## TASK OBJECTIVE
Set out each line from the following listing that includes the word "source".
──────────
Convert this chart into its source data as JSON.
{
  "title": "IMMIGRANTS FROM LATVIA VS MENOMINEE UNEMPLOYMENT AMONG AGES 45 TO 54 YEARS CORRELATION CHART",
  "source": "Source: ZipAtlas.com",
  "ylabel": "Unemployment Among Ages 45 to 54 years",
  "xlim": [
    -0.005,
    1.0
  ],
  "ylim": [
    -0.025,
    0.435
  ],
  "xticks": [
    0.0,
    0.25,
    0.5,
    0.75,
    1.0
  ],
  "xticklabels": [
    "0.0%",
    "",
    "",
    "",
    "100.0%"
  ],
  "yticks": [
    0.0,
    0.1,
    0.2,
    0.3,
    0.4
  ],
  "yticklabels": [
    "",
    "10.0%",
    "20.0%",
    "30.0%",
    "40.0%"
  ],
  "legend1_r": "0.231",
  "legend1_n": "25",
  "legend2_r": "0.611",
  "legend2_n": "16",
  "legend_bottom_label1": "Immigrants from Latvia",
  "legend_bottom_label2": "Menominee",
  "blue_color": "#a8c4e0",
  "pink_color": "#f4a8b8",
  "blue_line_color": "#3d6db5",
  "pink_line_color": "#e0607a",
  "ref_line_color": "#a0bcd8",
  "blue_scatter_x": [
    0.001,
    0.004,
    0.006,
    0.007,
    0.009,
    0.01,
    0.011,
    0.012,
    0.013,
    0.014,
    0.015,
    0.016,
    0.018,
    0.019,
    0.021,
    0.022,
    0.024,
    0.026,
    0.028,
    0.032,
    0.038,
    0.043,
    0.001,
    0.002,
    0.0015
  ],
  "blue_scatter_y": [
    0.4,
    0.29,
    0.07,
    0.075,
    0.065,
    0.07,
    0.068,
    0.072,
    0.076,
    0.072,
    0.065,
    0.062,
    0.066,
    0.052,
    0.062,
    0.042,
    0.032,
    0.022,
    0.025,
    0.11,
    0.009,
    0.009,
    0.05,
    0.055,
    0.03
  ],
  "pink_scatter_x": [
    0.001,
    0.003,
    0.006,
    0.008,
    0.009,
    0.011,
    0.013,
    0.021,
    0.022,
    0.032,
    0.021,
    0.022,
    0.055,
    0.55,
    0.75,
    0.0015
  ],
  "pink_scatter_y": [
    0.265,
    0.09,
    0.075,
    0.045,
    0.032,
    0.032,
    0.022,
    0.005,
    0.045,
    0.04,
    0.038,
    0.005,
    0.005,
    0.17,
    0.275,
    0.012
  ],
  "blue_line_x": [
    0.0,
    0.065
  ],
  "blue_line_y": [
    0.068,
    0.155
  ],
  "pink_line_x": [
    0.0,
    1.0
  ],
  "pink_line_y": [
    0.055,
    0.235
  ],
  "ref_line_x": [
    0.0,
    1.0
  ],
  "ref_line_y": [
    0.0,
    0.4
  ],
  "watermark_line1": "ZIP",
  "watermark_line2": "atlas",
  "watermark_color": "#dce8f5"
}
──────────
## OUTPUT FOR THIS TASK
Convert this chart into its source data as JSON.
  "source": "Source: ZipAtlas.com",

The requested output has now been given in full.